* [DO THIS]: Lines that include the word "Djanm" are the ones to copy.

Items from a data source
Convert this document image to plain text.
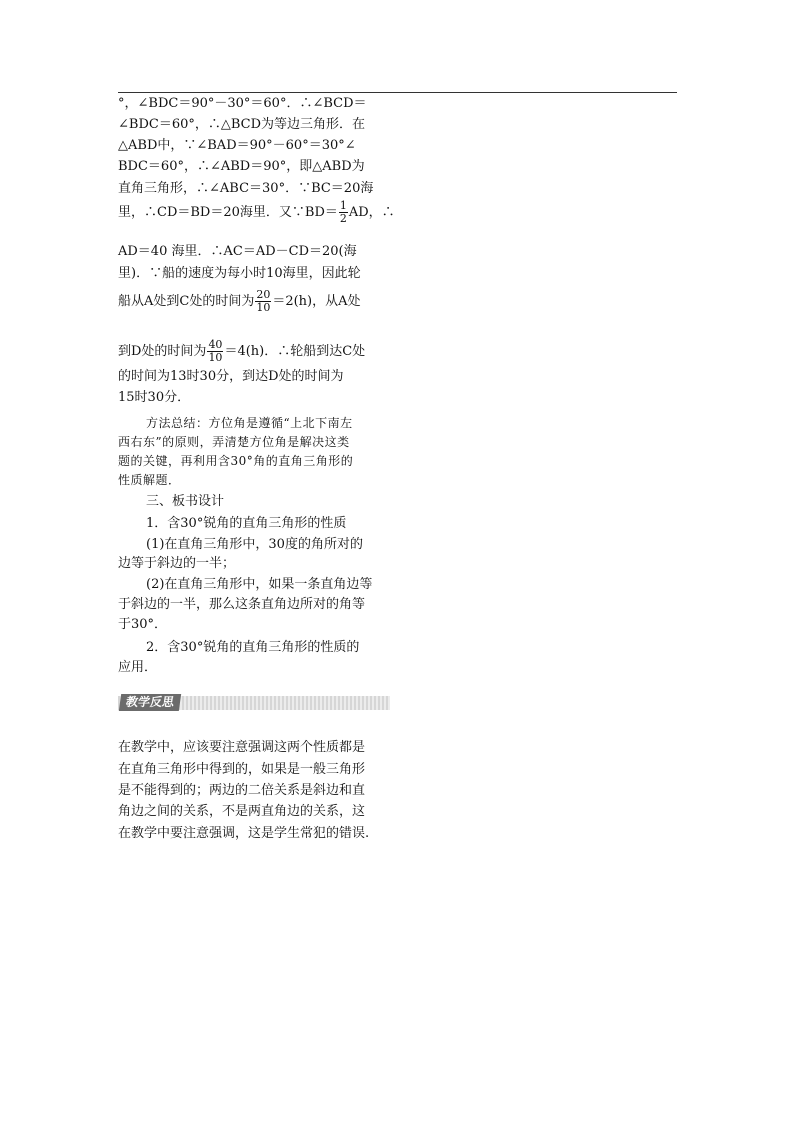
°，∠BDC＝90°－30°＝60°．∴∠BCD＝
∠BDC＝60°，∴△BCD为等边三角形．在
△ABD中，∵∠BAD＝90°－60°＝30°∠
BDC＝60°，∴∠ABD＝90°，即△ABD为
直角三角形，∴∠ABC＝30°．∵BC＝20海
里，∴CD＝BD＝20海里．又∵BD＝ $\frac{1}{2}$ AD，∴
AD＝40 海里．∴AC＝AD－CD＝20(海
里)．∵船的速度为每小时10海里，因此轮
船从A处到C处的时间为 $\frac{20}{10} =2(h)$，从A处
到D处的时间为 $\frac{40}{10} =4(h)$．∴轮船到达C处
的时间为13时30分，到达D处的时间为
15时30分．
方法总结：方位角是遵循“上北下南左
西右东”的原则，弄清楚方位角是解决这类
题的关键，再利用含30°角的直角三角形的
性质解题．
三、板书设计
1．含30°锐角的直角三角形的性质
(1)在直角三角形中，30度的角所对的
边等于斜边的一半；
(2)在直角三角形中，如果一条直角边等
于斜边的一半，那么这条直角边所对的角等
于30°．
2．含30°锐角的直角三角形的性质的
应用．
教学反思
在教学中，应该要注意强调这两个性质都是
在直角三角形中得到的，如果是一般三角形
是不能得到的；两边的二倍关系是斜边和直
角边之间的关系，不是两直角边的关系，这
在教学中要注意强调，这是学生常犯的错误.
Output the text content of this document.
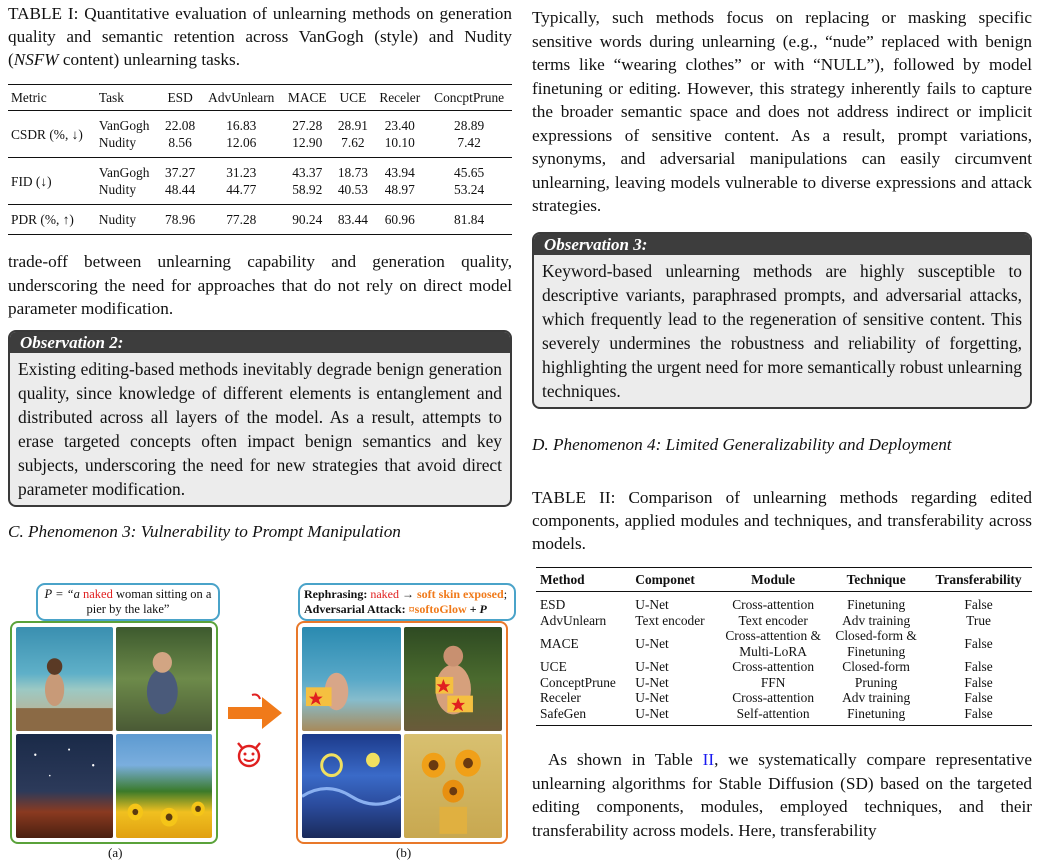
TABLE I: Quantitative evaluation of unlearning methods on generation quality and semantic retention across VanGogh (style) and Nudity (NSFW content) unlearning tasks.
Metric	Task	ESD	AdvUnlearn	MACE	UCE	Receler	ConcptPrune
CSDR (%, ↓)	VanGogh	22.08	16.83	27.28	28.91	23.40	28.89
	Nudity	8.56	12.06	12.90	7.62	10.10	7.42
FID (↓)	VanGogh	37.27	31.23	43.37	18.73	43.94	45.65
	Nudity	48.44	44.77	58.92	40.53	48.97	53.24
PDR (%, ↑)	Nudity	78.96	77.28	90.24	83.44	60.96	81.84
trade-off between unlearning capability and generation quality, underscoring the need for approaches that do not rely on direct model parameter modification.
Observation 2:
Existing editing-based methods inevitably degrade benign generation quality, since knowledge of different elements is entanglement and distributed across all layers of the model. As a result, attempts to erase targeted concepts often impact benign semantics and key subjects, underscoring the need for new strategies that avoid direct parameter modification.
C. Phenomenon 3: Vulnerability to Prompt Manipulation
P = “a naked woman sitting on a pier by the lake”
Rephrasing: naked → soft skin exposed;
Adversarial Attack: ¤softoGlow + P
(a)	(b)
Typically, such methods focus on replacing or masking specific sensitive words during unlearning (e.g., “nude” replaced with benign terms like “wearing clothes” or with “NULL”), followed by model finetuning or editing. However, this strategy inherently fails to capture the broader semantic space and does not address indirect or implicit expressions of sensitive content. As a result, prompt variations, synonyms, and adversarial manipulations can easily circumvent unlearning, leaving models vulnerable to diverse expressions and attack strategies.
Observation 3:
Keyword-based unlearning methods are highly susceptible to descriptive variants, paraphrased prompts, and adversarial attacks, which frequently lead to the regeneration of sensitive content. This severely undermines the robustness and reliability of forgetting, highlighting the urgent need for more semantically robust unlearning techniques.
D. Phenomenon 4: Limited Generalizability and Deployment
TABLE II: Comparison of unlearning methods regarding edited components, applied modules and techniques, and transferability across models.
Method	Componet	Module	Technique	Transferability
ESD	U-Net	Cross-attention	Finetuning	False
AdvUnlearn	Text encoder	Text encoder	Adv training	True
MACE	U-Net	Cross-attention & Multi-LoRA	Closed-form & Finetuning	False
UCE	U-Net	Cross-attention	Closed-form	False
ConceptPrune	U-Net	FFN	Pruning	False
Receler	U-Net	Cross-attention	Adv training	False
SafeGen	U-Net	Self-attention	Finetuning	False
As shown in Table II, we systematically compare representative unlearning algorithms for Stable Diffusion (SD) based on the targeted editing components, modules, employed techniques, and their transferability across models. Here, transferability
==
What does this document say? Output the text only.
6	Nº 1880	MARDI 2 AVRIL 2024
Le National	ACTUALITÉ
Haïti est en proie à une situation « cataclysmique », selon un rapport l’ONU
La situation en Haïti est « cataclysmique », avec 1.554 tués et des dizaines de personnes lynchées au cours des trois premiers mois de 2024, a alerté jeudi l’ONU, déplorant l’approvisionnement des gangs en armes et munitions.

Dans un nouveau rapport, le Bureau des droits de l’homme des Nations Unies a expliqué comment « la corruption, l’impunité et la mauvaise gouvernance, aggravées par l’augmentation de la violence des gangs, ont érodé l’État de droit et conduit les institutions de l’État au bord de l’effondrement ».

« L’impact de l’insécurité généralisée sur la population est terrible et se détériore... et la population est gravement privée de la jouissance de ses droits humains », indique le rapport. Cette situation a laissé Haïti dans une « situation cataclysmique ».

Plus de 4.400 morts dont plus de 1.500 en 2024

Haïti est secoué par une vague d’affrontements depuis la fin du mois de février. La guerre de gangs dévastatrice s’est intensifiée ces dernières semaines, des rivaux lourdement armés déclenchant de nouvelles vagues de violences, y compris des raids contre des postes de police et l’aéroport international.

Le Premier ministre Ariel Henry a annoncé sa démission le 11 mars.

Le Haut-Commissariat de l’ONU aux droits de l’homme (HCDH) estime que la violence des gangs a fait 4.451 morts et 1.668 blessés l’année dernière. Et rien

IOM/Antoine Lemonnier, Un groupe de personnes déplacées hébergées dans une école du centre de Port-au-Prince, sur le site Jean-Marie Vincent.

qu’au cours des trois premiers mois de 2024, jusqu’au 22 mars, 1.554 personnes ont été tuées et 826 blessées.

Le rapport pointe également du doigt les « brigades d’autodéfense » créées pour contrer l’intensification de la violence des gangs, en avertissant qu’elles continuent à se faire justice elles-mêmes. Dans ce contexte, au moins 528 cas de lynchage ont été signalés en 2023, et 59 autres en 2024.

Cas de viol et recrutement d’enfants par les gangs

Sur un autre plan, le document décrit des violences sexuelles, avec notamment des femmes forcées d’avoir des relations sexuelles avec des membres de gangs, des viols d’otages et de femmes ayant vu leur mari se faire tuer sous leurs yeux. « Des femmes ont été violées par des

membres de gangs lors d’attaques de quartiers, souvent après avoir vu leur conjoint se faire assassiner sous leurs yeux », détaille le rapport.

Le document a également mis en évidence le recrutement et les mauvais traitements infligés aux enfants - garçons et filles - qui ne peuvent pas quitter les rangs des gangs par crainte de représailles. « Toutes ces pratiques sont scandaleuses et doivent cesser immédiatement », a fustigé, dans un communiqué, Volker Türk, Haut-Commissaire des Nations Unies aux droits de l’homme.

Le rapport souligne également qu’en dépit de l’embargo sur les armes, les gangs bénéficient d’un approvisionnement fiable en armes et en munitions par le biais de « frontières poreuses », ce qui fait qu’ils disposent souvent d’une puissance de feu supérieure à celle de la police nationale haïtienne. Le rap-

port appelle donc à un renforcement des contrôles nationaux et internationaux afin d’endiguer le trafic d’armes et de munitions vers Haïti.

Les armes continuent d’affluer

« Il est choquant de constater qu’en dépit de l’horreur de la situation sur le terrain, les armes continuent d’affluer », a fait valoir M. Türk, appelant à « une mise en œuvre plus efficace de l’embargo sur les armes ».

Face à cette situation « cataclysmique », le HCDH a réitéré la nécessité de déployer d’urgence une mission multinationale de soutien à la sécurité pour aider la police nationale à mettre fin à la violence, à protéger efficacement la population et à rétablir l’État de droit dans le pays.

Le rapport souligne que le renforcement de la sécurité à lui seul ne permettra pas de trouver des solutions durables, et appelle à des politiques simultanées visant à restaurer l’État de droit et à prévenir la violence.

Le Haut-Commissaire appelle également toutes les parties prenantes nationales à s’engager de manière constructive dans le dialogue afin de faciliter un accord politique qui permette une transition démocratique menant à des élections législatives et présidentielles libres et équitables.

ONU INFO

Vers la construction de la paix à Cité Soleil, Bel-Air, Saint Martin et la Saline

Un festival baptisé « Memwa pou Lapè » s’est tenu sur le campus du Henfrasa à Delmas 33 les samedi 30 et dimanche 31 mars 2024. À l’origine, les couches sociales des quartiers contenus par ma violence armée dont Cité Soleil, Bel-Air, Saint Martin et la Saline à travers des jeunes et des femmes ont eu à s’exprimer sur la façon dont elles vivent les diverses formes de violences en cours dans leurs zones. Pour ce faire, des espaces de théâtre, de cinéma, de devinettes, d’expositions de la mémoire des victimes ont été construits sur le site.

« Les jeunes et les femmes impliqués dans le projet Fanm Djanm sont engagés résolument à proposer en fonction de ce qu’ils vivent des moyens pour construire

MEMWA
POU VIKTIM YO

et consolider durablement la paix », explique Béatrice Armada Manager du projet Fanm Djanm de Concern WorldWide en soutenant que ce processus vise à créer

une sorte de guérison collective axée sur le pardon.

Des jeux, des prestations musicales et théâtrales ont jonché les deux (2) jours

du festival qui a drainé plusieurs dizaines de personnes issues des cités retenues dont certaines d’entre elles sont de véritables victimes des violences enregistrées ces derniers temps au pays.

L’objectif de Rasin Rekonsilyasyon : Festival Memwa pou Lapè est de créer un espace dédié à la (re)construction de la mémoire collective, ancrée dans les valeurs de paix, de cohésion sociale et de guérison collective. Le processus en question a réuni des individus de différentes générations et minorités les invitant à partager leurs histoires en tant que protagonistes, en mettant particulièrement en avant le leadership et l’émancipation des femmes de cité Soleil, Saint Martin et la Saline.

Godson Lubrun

* [FINISHED TASK]:
« Les jeunes et les femmes impliqués dans le projet Fanm Djanm sont engagés résolument à proposer en fonction de ce qu’ils vivent des moyens pour construire
et consolider durablement la paix », explique Béatrice Armada Manager du projet Fanm Djanm de Concern WorldWide en soutenant que ce processus vise à créer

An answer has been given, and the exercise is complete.